§ SET EXERCISE
Filter the entries that follow, copying every line in which the word "Sistema" appears.

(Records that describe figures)
>> START

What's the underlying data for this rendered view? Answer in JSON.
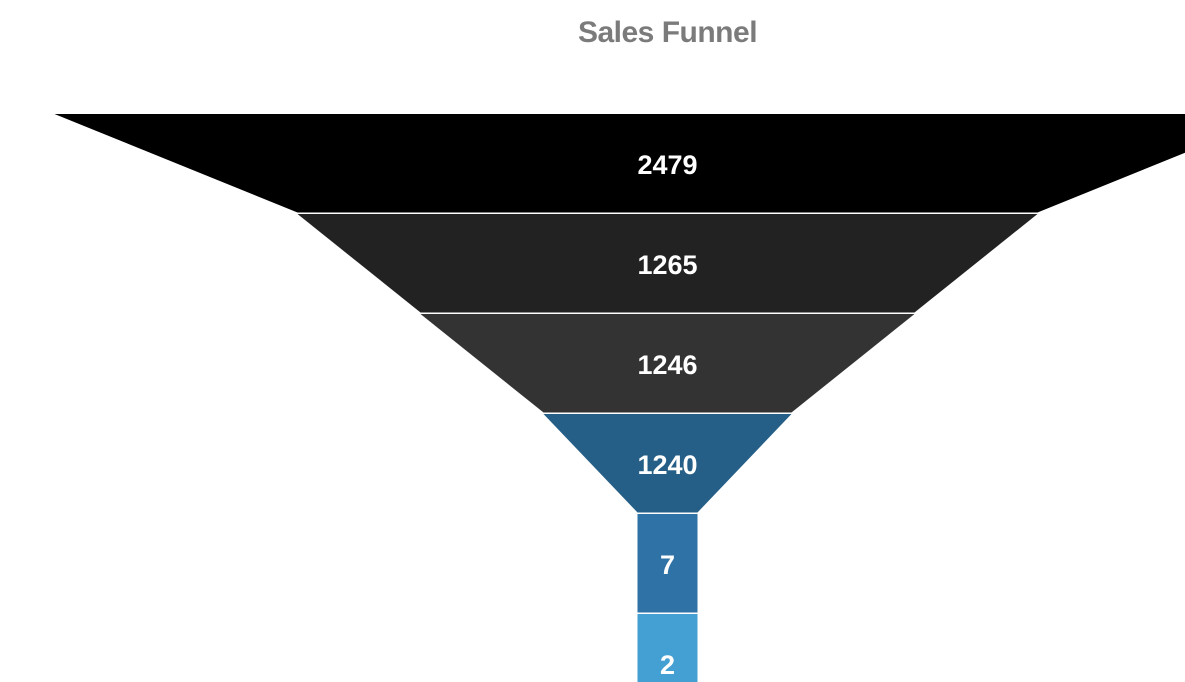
{
  "chart_data": {
    "type": "funnel",
    "title": "Sales Funnel",
    "values": [
      2479,
      1265,
      1246,
      1240,
      7,
      2
    ],
    "colors": [
      "#000000",
      "#222222",
      "#333333",
      "#255e86",
      "#2f72a6",
      "#44a0d2"
    ]
  }
}
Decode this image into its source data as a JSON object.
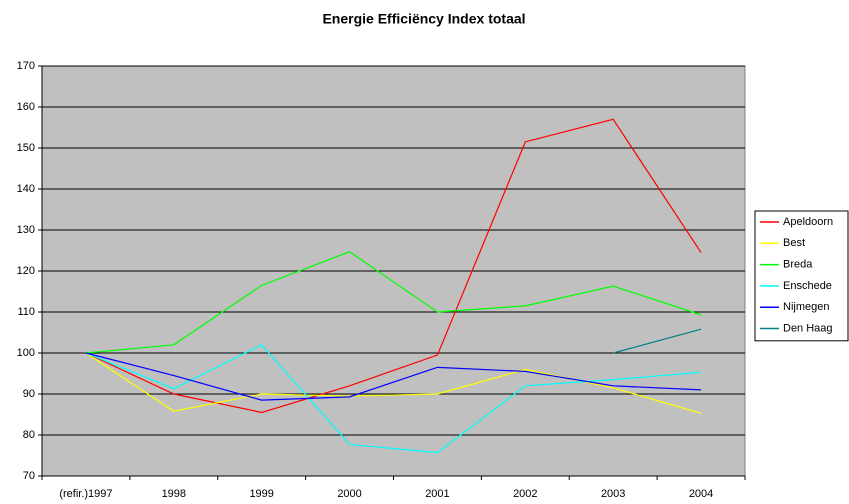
{
  "chart_data": {
    "type": "line",
    "title": "Energie Efficiëncy Index totaal",
    "categories": [
      "(refir.)1997",
      "1998",
      "1999",
      "2000",
      "2001",
      "2002",
      "2003",
      "2004"
    ],
    "series": [
      {
        "name": "Apeldoorn",
        "color": "#ff0000",
        "values": [
          100,
          90,
          85.5,
          92,
          99.5,
          151.5,
          157,
          124.5
        ]
      },
      {
        "name": "Best",
        "color": "#ffff00",
        "values": [
          100,
          85.8,
          90,
          89.5,
          90,
          96,
          91.5,
          85.3
        ]
      },
      {
        "name": "Breda",
        "color": "#00ff00",
        "values": [
          100,
          102,
          116.5,
          124.7,
          110,
          111.5,
          116.3,
          109.3
        ]
      },
      {
        "name": "Enschede",
        "color": "#00ffff",
        "values": [
          100,
          91.3,
          102,
          77.7,
          75.7,
          92,
          93.5,
          95.3
        ]
      },
      {
        "name": "Nijmegen",
        "color": "#0000ff",
        "values": [
          100,
          94.5,
          88.5,
          89.3,
          96.5,
          95.5,
          92,
          91
        ]
      },
      {
        "name": "Den Haag",
        "color": "#008080",
        "values": [
          null,
          null,
          null,
          null,
          null,
          null,
          100,
          105.8
        ]
      }
    ],
    "ylim": [
      70,
      170
    ],
    "yticks": [
      70,
      80,
      90,
      100,
      110,
      120,
      130,
      140,
      150,
      160,
      170
    ],
    "grid": true,
    "legend": "right"
  }
}
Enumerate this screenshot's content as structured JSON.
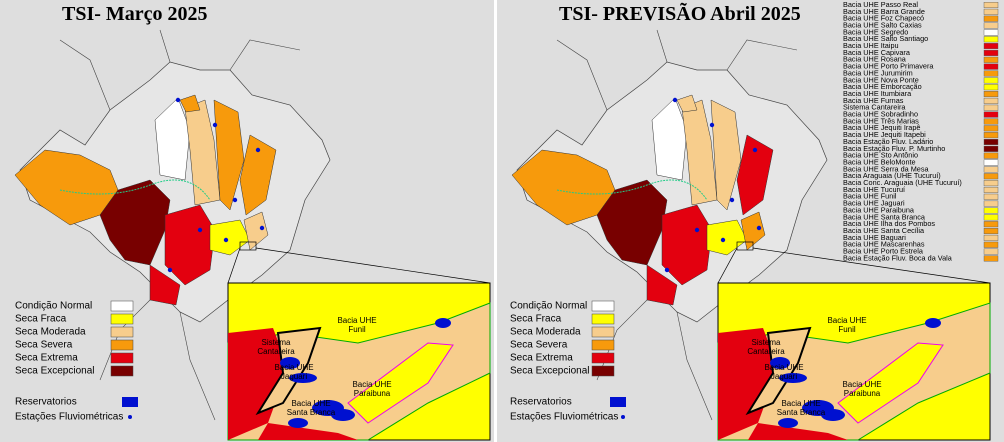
{
  "panels": [
    {
      "title": "TSI- Março 2025"
    },
    {
      "title": "TSI- PREVISÃO Abril 2025"
    }
  ],
  "legend": {
    "items": [
      {
        "label": "Condição Normal",
        "color": "#ffffff"
      },
      {
        "label": "Seca Fraca",
        "color": "#ffff00"
      },
      {
        "label": "Seca Moderada",
        "color": "#f7cd8c"
      },
      {
        "label": "Seca Severa",
        "color": "#f79a0c"
      },
      {
        "label": "Seca Extrema",
        "color": "#e3000f"
      },
      {
        "label": "Seca Excepcional",
        "color": "#780000"
      }
    ],
    "reservoirs": {
      "label": "Reservatorios",
      "color": "#0010d0"
    },
    "stations": {
      "label": "Estações Fluviométricas",
      "color": "#0010d0"
    }
  },
  "inset_labels": [
    "Sistema Cantareira",
    "Bacia UHE Funil",
    "Bacia UHE Jaguari",
    "Bacia UHE Paraibuna",
    "Bacia UHE Santa Branca"
  ],
  "basins": [
    {
      "name": "Bacia UHE Passo Real",
      "color": "#f7cd8c"
    },
    {
      "name": "Bacia UHE Barra Grande",
      "color": "#f7cd8c"
    },
    {
      "name": "Bacia UHE Foz Chapecó",
      "color": "#f79a0c"
    },
    {
      "name": "Bacia UHE Salto Caxias",
      "color": "#f7cd8c"
    },
    {
      "name": "Bacia UHE Segredo",
      "color": "#ffffff"
    },
    {
      "name": "Bacia UHE Salto Santiago",
      "color": "#ffff00"
    },
    {
      "name": "Bacia UHE Itaipu",
      "color": "#e3000f"
    },
    {
      "name": "Bacia UHE Capivara",
      "color": "#e3000f"
    },
    {
      "name": "Bacia UHE Rosana",
      "color": "#f79a0c"
    },
    {
      "name": "Bacia UHE Porto Primavera",
      "color": "#e3000f"
    },
    {
      "name": "Bacia UHE Jurumirim",
      "color": "#f79a0c"
    },
    {
      "name": "Bacia UHE Nova Ponte",
      "color": "#ffff00"
    },
    {
      "name": "Bacia UHE Emborcação",
      "color": "#ffff00"
    },
    {
      "name": "Bacia UHE Itumbiara",
      "color": "#f79a0c"
    },
    {
      "name": "Bacia UHE Furnas",
      "color": "#f7cd8c"
    },
    {
      "name": "Sistema Cantareira",
      "color": "#f7cd8c"
    },
    {
      "name": "Bacia UHE Sobradinho",
      "color": "#e3000f"
    },
    {
      "name": "Bacia UHE Três Marias",
      "color": "#f79a0c"
    },
    {
      "name": "Bacia UHE Jequiti Irapê",
      "color": "#f79a0c"
    },
    {
      "name": "Bacia UHE Jequiti Itapebi",
      "color": "#f79a0c"
    },
    {
      "name": "Bacia Estação Fluv. Ladário",
      "color": "#780000"
    },
    {
      "name": "Bacia Estação Fluv. P. Murtinho",
      "color": "#780000"
    },
    {
      "name": "Bacia UHE Sto Antônio",
      "color": "#f79a0c"
    },
    {
      "name": "Bacia UHE BeloMonte",
      "color": "#ffffff"
    },
    {
      "name": "Bacia UHE Serra da Mesa",
      "color": "#f7cd8c"
    },
    {
      "name": "Bacia Araguaia (UHE Tucuruí)",
      "color": "#f79a0c"
    },
    {
      "name": "Bacia Conc. Araguaia (UHE Tucuruí)",
      "color": "#f7cd8c"
    },
    {
      "name": "Bacia UHE Tucuruí",
      "color": "#f7cd8c"
    },
    {
      "name": "Bacia UHE Funil",
      "color": "#f7cd8c"
    },
    {
      "name": "Bacia UHE Jaguari",
      "color": "#f7cd8c"
    },
    {
      "name": "Bacia UHE Paraibuna",
      "color": "#ffff00"
    },
    {
      "name": "Bacia UHE Santa Branca",
      "color": "#ffff00"
    },
    {
      "name": "Bacia UHE Ilha dos Pombos",
      "color": "#f79a0c"
    },
    {
      "name": "Bacia UHE Santa Cecília",
      "color": "#f79a0c"
    },
    {
      "name": "Bacia UHE Baguari",
      "color": "#f7cd8c"
    },
    {
      "name": "Bacia UHE Mascarenhas",
      "color": "#f79a0c"
    },
    {
      "name": "Bacia UHE Porto Estrela",
      "color": "#f7cd8c"
    },
    {
      "name": "Bacia Estação Fluv. Boca da Vala",
      "color": "#f79a0c"
    }
  ]
}
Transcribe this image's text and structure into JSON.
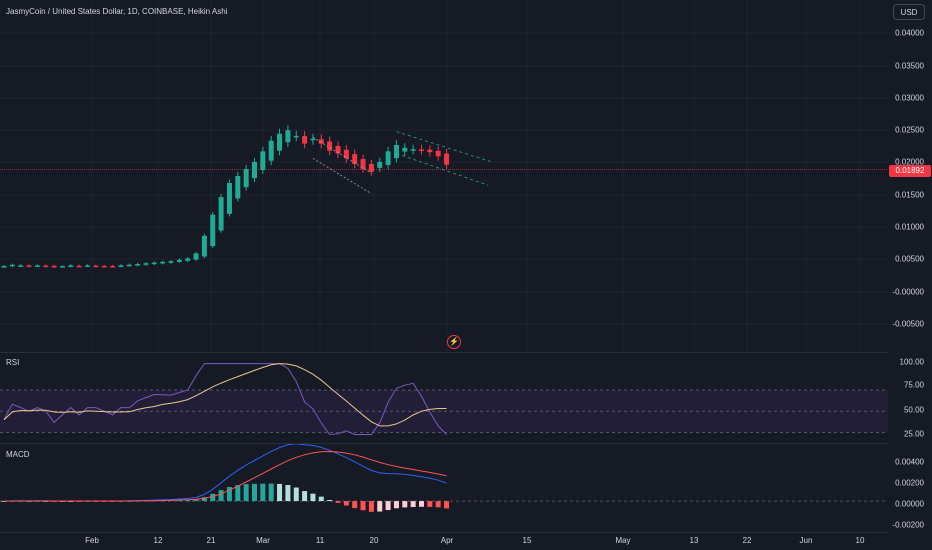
{
  "header": {
    "title": "JasmyCoin / United States Dollar, 1D, COINBASE, Heikin Ashi",
    "currency_button": "USD"
  },
  "price_axis": {
    "labels": [
      "0.04000",
      "0.03500",
      "0.03000",
      "0.02500",
      "0.02000",
      "0.01500",
      "0.01000",
      "0.00500",
      "-0.00000",
      "-0.00500"
    ],
    "current_price": "0.01892"
  },
  "rsi_pane": {
    "title": "RSI",
    "labels": [
      "100.00",
      "75.00",
      "50.00",
      "25.00"
    ]
  },
  "macd_pane": {
    "title": "MACD",
    "labels": [
      "0.00400",
      "0.00200",
      "0.00000",
      "-0.00200"
    ]
  },
  "time_axis": {
    "labels": [
      "Feb",
      "12",
      "21",
      "Mar",
      "11",
      "20",
      "Apr",
      "15",
      "May",
      "13",
      "22",
      "Jun",
      "10"
    ]
  },
  "colors": {
    "background": "#161a25",
    "up": "#22ab94",
    "down": "#f23645",
    "grid": "#1f2330",
    "rsi_line": "#7e57c2",
    "rsi_ma": "#e6c98a",
    "macd_line": "#2962ff",
    "signal_line": "#ff5252"
  },
  "icons": {
    "bolt": "lightning-icon"
  },
  "chart_data": {
    "type": "candlestick",
    "series": [
      {
        "name": "JasmyCoin",
        "values": [
          0.0052,
          0.0054,
          0.0053,
          0.0052,
          0.0053,
          0.0052,
          0.0051,
          0.0052,
          0.0053,
          0.0052,
          0.0053,
          0.0052,
          0.0052,
          0.0052,
          0.0053,
          0.0054,
          0.0055,
          0.0056,
          0.0057,
          0.0058,
          0.0059,
          0.0061,
          0.0063,
          0.007,
          0.0095,
          0.0125,
          0.015,
          0.017,
          0.018,
          0.019,
          0.02,
          0.0215,
          0.023,
          0.024,
          0.0245,
          0.0237,
          0.0226,
          0.0233,
          0.0226,
          0.0216,
          0.0212,
          0.0205,
          0.0197,
          0.019,
          0.0186,
          0.02,
          0.0215,
          0.0224,
          0.022,
          0.0218,
          0.0217,
          0.0214,
          0.0208,
          0.0196
        ]
      }
    ],
    "ylim": [
      -0.007,
      0.043
    ]
  }
}
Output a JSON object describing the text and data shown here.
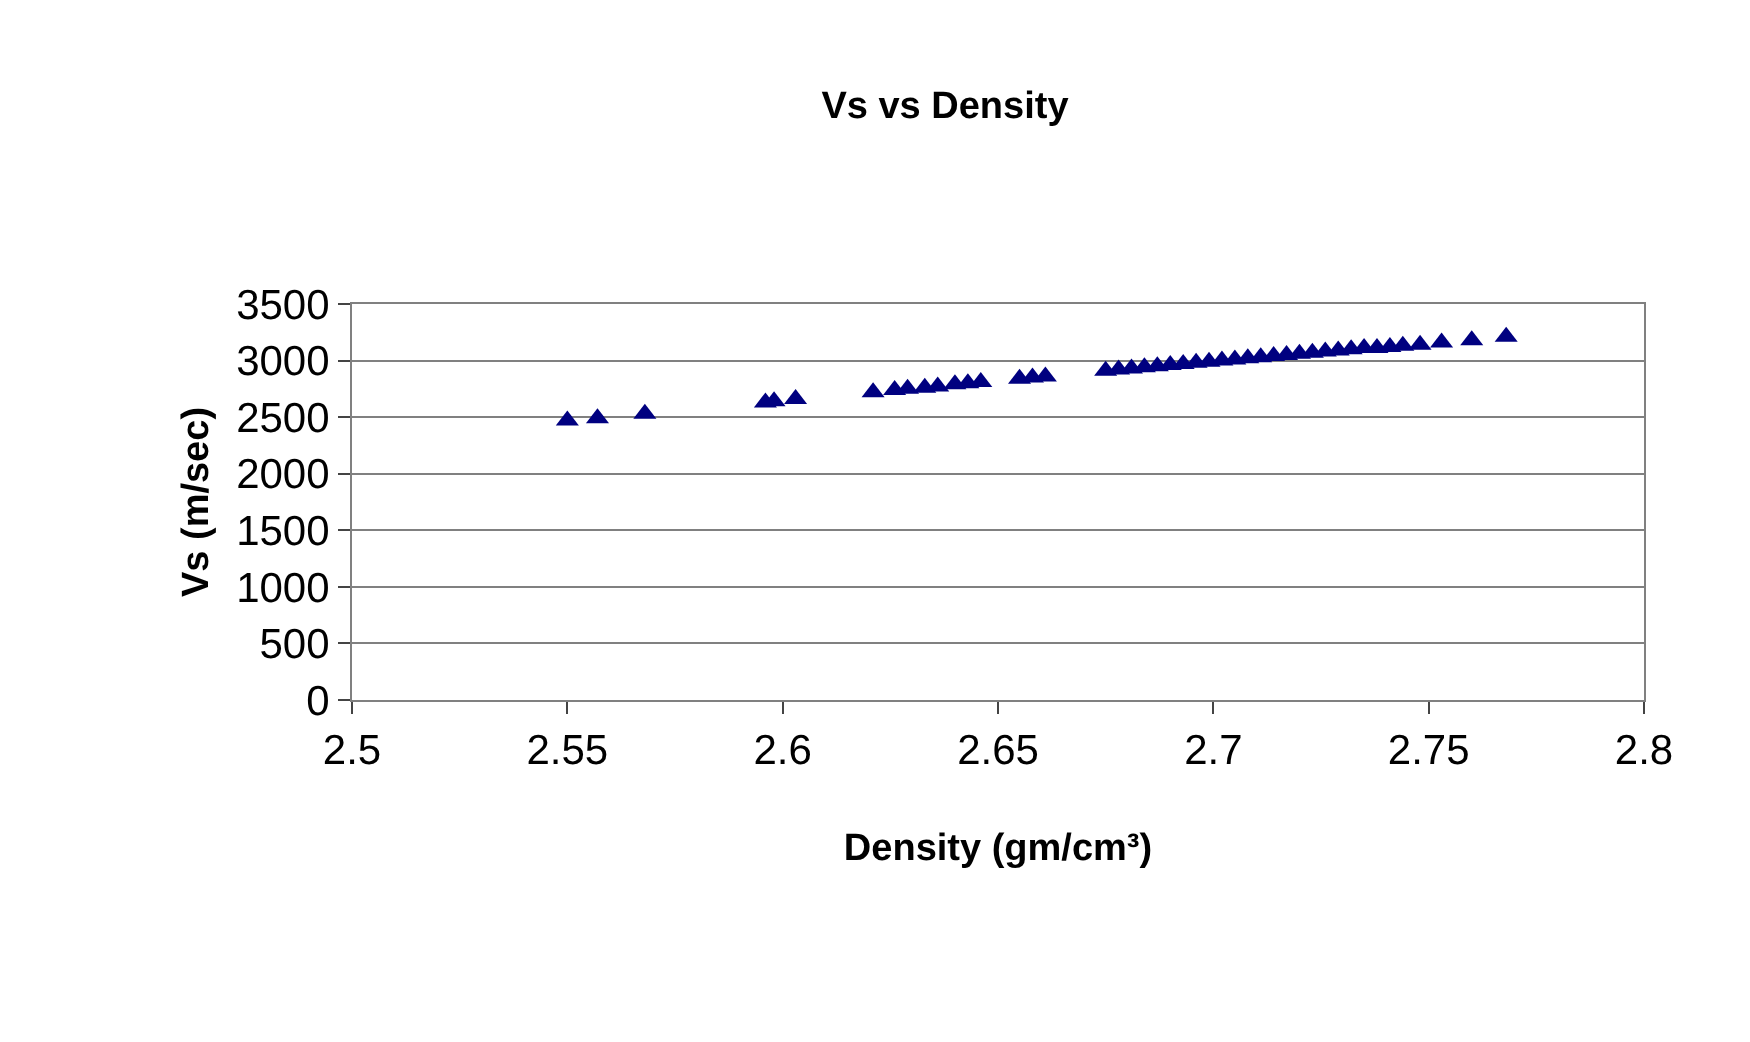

>> END

§ REPLY
    "Sistema Cantareira",
      "name": "Sistema Cantareira",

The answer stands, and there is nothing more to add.